# DIRECTIONS FOR THIS TASK
Gather all lines with "мука" from the records.

# Dataset excerpt
****************
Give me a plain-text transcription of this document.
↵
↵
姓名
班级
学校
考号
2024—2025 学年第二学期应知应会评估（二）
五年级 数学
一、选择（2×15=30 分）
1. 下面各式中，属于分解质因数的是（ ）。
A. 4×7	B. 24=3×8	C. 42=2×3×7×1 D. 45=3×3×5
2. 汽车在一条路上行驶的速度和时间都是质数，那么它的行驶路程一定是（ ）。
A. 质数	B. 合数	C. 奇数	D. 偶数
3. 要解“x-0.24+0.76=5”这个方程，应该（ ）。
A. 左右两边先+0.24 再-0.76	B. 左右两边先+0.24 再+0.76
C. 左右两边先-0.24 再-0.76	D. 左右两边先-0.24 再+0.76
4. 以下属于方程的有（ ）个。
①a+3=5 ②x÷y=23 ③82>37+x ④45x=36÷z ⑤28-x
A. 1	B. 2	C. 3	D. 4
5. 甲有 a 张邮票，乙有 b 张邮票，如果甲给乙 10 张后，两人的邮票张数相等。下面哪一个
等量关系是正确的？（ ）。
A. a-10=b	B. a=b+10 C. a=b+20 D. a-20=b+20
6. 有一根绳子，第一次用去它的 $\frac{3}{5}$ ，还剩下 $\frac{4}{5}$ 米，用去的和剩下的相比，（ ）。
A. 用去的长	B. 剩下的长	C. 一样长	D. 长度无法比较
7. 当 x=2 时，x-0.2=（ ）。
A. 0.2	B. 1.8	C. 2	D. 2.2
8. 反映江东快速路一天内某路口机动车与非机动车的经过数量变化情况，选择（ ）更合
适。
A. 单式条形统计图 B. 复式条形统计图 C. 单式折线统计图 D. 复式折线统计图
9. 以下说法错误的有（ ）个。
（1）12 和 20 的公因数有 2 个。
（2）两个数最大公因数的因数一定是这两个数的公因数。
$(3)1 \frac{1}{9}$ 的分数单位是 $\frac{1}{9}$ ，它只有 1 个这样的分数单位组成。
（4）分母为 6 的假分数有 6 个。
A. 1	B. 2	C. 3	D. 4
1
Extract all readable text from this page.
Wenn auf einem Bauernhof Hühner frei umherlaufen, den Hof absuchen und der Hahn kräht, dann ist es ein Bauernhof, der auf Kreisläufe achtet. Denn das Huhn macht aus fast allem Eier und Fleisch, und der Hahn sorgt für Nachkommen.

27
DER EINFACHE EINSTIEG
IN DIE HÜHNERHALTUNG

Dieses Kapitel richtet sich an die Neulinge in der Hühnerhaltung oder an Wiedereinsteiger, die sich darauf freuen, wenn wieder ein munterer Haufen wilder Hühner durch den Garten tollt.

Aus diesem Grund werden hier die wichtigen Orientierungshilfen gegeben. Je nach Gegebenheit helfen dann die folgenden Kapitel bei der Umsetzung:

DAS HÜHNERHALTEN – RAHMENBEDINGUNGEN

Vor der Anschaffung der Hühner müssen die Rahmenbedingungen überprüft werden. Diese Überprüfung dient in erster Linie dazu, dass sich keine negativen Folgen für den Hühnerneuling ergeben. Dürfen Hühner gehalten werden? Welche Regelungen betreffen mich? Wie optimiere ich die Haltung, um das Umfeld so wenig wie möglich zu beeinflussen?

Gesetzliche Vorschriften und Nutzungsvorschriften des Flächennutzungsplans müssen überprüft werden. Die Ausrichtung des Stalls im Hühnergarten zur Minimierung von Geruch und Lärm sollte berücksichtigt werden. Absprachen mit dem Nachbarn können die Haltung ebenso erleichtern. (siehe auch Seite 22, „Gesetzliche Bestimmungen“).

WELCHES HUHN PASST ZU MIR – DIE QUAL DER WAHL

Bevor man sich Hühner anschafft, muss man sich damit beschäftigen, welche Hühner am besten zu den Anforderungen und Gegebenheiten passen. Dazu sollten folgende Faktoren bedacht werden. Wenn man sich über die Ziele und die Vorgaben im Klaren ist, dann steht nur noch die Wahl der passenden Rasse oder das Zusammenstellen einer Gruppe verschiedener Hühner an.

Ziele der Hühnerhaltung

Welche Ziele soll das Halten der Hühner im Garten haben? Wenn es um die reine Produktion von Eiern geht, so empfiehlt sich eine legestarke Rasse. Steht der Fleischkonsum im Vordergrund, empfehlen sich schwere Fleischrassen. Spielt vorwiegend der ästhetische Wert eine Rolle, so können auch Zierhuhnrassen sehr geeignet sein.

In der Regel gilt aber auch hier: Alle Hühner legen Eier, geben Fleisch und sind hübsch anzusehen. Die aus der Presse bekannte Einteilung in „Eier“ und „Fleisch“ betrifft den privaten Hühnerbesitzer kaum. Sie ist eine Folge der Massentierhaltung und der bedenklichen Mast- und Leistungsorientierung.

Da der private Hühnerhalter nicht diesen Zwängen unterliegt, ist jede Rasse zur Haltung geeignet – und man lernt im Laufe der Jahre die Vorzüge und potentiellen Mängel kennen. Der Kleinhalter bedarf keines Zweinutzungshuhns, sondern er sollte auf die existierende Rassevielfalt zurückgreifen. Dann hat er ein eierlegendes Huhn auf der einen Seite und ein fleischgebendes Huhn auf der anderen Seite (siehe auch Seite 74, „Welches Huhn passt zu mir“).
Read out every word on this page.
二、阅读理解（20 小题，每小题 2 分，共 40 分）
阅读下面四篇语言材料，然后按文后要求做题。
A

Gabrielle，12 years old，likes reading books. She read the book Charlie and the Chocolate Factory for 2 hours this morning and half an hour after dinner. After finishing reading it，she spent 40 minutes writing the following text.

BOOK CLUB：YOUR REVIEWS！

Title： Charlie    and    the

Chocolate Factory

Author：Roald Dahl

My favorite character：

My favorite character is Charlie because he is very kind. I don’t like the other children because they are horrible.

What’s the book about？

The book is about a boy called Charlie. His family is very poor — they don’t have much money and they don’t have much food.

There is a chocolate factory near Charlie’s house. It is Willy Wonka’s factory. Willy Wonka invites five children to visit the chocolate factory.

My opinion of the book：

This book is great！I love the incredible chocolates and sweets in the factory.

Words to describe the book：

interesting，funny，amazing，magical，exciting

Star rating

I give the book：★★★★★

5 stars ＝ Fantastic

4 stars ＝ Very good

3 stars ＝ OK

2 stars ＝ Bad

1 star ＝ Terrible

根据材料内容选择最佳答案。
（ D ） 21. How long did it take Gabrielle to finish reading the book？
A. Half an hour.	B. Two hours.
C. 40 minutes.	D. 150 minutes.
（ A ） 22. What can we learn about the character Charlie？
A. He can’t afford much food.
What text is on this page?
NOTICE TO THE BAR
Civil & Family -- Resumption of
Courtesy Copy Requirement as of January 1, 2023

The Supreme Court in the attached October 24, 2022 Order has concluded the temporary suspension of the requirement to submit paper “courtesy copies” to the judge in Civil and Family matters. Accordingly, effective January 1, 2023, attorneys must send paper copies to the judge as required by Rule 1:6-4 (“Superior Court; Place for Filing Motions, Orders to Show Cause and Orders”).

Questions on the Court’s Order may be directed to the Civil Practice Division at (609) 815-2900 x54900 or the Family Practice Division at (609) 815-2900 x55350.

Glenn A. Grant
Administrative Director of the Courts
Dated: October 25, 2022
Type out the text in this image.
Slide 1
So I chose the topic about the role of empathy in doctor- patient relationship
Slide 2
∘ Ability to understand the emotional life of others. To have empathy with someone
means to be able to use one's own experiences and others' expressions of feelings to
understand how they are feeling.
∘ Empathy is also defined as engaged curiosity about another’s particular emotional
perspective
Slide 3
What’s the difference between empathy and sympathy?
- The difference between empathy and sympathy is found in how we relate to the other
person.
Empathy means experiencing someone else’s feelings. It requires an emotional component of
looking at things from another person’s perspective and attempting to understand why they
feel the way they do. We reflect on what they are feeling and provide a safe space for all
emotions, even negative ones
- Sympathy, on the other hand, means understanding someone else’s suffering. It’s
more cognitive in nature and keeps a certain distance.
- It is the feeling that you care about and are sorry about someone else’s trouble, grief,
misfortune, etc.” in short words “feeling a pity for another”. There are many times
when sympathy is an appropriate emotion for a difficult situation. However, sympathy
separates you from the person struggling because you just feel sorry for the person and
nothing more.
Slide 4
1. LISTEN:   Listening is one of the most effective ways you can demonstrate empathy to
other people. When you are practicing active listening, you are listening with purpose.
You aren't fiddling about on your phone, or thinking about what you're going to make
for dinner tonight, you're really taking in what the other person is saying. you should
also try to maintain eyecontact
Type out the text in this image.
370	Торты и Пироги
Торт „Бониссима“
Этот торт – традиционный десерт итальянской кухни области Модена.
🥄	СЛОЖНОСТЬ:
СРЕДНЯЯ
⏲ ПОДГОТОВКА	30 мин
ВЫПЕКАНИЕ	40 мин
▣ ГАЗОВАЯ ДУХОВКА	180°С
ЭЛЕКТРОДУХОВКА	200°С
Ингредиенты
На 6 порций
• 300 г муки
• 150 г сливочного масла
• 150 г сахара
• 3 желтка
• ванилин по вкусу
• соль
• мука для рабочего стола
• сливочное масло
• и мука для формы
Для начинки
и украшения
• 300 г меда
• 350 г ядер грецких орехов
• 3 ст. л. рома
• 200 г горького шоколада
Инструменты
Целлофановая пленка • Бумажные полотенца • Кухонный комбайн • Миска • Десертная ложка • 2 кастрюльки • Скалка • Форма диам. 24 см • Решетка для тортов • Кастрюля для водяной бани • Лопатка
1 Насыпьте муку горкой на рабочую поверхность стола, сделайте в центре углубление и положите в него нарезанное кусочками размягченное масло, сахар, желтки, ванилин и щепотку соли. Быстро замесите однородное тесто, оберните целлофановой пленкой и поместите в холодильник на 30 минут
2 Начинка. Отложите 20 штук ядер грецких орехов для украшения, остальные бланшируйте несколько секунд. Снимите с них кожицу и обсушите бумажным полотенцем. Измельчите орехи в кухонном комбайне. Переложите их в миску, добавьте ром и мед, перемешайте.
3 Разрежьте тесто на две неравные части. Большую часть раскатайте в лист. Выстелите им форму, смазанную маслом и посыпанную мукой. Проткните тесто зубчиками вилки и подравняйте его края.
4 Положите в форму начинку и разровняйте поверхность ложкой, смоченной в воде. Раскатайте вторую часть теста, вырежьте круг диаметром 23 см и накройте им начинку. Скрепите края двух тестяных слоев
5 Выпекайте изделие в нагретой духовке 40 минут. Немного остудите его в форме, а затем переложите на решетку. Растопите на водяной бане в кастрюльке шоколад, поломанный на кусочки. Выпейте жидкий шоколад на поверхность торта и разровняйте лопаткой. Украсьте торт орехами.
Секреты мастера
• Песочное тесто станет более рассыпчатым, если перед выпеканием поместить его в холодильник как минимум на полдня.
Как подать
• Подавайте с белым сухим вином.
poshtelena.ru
****************
# RESPONSE TO THE TASK
• мука для рабочего стола
• и мука для формы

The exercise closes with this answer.